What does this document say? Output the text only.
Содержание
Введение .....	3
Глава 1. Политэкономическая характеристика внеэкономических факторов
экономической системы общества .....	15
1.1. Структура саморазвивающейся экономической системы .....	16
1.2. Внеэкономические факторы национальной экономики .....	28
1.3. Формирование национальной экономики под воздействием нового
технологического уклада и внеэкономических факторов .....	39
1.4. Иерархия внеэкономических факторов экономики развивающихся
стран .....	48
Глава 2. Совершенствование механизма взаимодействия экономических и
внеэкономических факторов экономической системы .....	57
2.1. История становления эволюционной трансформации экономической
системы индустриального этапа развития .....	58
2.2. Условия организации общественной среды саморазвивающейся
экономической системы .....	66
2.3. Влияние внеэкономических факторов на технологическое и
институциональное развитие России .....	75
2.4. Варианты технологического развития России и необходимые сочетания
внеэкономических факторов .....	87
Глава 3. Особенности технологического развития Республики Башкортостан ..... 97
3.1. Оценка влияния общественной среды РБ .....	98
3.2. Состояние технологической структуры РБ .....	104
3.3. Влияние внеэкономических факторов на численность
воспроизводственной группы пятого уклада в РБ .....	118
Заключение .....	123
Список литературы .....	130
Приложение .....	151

-----

__Given exercise__. Go through the listing above and locate each line that holds the word "системы". Copy those lines.

__Answer__.
экономической системы общества .....	15
1.1. Структура саморазвивающейся экономической системы .....	16
внеэкономических факторов экономической системы .....	57
системы индустриального этапа развития .....	58
экономической системы .....	66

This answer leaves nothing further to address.